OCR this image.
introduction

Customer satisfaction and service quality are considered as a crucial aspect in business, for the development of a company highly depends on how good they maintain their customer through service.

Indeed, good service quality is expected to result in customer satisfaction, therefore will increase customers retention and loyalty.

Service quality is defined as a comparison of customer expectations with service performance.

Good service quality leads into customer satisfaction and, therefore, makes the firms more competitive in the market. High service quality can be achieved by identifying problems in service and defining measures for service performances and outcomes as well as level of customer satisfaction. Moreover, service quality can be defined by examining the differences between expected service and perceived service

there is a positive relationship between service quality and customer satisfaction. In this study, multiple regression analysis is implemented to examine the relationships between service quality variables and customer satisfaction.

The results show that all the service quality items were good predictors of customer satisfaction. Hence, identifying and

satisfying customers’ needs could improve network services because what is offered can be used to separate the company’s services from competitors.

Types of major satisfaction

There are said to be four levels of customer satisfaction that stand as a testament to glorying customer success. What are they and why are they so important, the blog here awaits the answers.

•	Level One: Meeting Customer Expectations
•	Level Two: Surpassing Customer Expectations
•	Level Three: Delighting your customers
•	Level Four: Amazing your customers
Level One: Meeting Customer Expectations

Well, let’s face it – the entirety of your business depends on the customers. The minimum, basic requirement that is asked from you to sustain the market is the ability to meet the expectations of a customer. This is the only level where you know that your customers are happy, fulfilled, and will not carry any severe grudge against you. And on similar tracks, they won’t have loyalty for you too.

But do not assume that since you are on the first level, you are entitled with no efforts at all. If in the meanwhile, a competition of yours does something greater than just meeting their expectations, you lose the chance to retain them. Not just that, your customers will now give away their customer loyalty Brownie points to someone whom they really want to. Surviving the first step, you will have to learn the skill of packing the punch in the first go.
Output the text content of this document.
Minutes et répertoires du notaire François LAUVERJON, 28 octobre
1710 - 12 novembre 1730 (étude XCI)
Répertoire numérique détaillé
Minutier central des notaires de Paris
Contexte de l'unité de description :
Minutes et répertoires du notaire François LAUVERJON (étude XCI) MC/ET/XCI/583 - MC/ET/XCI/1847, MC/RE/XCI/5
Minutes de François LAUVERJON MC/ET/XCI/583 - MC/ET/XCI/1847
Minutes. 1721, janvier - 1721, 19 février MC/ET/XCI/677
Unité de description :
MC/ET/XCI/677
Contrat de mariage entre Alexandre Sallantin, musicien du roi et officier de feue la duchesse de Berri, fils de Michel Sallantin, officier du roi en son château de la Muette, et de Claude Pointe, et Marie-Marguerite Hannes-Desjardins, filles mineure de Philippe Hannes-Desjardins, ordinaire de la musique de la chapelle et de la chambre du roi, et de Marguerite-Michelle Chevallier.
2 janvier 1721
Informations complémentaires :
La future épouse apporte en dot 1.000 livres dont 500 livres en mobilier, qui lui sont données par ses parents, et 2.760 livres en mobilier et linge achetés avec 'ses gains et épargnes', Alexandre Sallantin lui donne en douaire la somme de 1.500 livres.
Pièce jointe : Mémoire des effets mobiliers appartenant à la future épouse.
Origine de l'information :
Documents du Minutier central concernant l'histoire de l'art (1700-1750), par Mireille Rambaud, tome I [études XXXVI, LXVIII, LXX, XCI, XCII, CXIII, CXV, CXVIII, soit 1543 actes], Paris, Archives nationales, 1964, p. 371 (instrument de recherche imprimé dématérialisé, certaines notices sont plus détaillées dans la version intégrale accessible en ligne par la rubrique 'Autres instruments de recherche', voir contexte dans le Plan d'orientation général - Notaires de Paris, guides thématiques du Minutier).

────

» STATED TASK:
Repeat the lines above exactly.

» TASK RESULT:
OCR this image.
introduction

Customer satisfaction and service quality are considered as a crucial aspect in business, for the development of a company highly depends on how good they maintain their customer through service.

Indeed, good service quality is expected to result in customer satisfaction, therefore will increase customers retention and loyalty.

Service quality is defined as a comparison of customer expectations with service performance.

Good service quality leads into customer satisfaction and, therefore, makes the firms more competitive in the market. High service quality can be achieved by identifying problems in service and defining measures for service performances and outcomes as well as level of customer satisfaction. Moreover, service quality can be defined by examining the differences between expected service and perceived service

there is a positive relationship between service quality and customer satisfaction. In this study, multiple regression analysis is implemented to examine the relationships between service quality variables and customer satisfaction.

The results show that all the service quality items were good predictors of customer satisfaction. Hence, identifying and

satisfying customers’ needs could improve network services because what is offered can be used to separate the company’s services from competitors.

Types of major satisfaction

There are said to be four levels of customer satisfaction that stand as a testament to glorying customer success. What are they and why are they so important, the blog here awaits the answers.

•	Level One: Meeting Customer Expectations
•	Level Two: Surpassing Customer Expectations
•	Level Three: Delighting your customers
•	Level Four: Amazing your customers
Level One: Meeting Customer Expectations

Well, let’s face it – the entirety of your business depends on the customers. The minimum, basic requirement that is asked from you to sustain the market is the ability to meet the expectations of a customer. This is the only level where you know that your customers are happy, fulfilled, and will not carry any severe grudge against you. And on similar tracks, they won’t have loyalty for you too.

But do not assume that since you are on the first level, you are entitled with no efforts at all. If in the meanwhile, a competition of yours does something greater than just meeting their expectations, you lose the chance to retain them. Not just that, your customers will now give away their customer loyalty Brownie points to someone whom they really want to. Surviving the first step, you will have to learn the skill of packing the punch in the first go.
Output the text content of this document.
Minutes et répertoires du notaire François LAUVERJON, 28 octobre
1710 - 12 novembre 1730 (étude XCI)
Répertoire numérique détaillé
Minutier central des notaires de Paris
Contexte de l'unité de description :
Minutes et répertoires du notaire François LAUVERJON (étude XCI) MC/ET/XCI/583 - MC/ET/XCI/1847, MC/RE/XCI/5
Minutes de François LAUVERJON MC/ET/XCI/583 - MC/ET/XCI/1847
Minutes. 1721, janvier - 1721, 19 février MC/ET/XCI/677
Unité de description :
MC/ET/XCI/677
Contrat de mariage entre Alexandre Sallantin, musicien du roi et officier de feue la duchesse de Berri, fils de Michel Sallantin, officier du roi en son château de la Muette, et de Claude Pointe, et Marie-Marguerite Hannes-Desjardins, filles mineure de Philippe Hannes-Desjardins, ordinaire de la musique de la chapelle et de la chambre du roi, et de Marguerite-Michelle Chevallier.
2 janvier 1721
Informations complémentaires :
La future épouse apporte en dot 1.000 livres dont 500 livres en mobilier, qui lui sont données par ses parents, et 2.760 livres en mobilier et linge achetés avec 'ses gains et épargnes', Alexandre Sallantin lui donne en douaire la somme de 1.500 livres.
Pièce jointe : Mémoire des effets mobiliers appartenant à la future épouse.
Origine de l'information :
Documents du Minutier central concernant l'histoire de l'art (1700-1750), par Mireille Rambaud, tome I [études XXXVI, LXVIII, LXX, XCI, XCII, CXIII, CXV, CXVIII, soit 1543 actes], Paris, Archives nationales, 1964, p. 371 (instrument de recherche imprimé dématérialisé, certaines notices sont plus détaillées dans la version intégrale accessible en ligne par la rubrique 'Autres instruments de recherche', voir contexte dans le Plan d'orientation général - Notaires de Paris, guides thématiques du Minutier).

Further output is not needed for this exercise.